» Task details:
Answer these questions from the essay about Planned Parenthood below:
(a) What service did the writer seek at Planned Parenthood?
(b) What percentage of Planned Parenthood's total services are abortions, according to the essay?
(c) How long was the writer told the wait would probably be without an appointment?

» Document passage:
--*--

Congresswomen stand up for Planned Parenthood. Join them!
This is pretty personal for me, because even though I have always had insurance and a good PCP, even I have used Planned Parenthood— not for an abortion, not even for birth control, but for an HIV test.
I was too scared or nervous to call up my PCP and make an appointment for an HIV test. I didn’t want to say it out loud. I also didn’t want to wait. So one morning, after I couldn’t take worrying anymore, I got up, got on the subway and went down to the nearest Planned Parenthood (because I am lucky enough to live in an area where it is that accessible).
I walked past a woman holding a rosary handing out pamphlets asking me to choose life. I wanted to scream at her What do you think I am doing here?? I was there to find out if I had a chronic illness that would require daily medication for me to live past the next year! I was choosing life at Planned Parenthood! I was potentially saving my own! And you know what, so do most women who go to Planned Parenthood, even going by the anti-choice definition of “choosing life”— only 3% of the total services Planned Parenthood performs are abortions.
I walked through the bulletproof doors and gave the security guard my purse to poke through as I went through the metal detector, and I felt a new wave of anger at the woman out front. She wasn’t going to shoot up the place, I knew that, but her cause was associated with people who would. Who would try to prevent the 3% of women seeking a legal medical procedure from obtaining it— even if it meant killing the doctors, or (with all irony lost on them) killing the women themselves. Funnily enough, abortions are also performed in hospitals, in OB/GYN clinics. I never had to walk through a metal detector to go to them. Only Planned Parenthood is threatened like this, for performing the exact same services as hospitals.
I walked straight to the window and said “I want an HIV test.” This was the first time I had uttered those words. After giving them my insurance card and taking the forms to fill out, I was informed that since I didn’t have an appointment, it would probably take about 45 minutes for someone to see me. 45 minutes? When I was scheduling my annual physical with my PCP, the earliest they could fit me in was 3 months from then— 45 minutes was nothing.

--*--

» Data extracts:
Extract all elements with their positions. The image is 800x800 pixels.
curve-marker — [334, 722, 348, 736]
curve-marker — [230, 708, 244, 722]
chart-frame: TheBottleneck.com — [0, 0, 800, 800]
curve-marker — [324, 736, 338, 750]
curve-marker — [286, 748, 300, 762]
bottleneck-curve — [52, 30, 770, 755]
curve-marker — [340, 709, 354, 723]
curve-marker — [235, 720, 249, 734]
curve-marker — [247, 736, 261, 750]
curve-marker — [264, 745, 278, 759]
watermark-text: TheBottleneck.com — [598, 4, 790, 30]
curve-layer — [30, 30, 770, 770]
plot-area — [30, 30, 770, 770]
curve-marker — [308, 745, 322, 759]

--*--

» Task output:
(a) An HIV test.
(b) 3%.
(c) About 45 minutes.